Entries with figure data
==============================
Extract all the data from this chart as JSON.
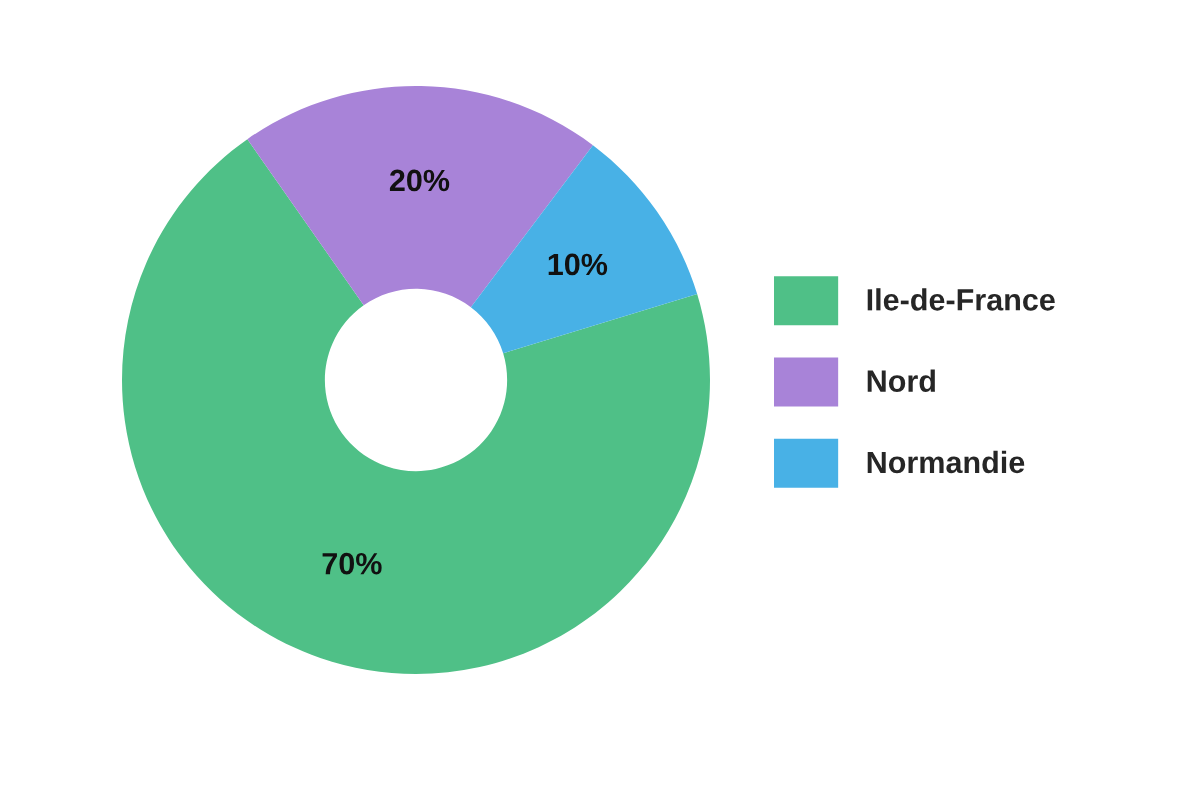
{
  "chart_data": {
    "type": "donut",
    "categories": [
      "Ile-de-France",
      "Nord",
      "Normandie"
    ],
    "values": [
      70,
      20,
      10
    ],
    "colors": [
      "#4fc087",
      "#a883d8",
      "#48b1e6"
    ],
    "value_labels": [
      "70%",
      "20%",
      "10%"
    ],
    "legend": "right"
  }
}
==============================
## Your instructions
Write out all the entries again, word for word, and print no images.

## Task solution
Extract all the data from this chart as JSON.
{
  "chart_data": {
    "type": "donut",
    "categories": [
      "Ile-de-France",
      "Nord",
      "Normandie"
    ],
    "values": [
      70,
      20,
      10
    ],
    "colors": [
      "#4fc087",
      "#a883d8",
      "#48b1e6"
    ],
    "value_labels": [
      "70%",
      "20%",
      "10%"
    ],
    "legend": "right"
  }
}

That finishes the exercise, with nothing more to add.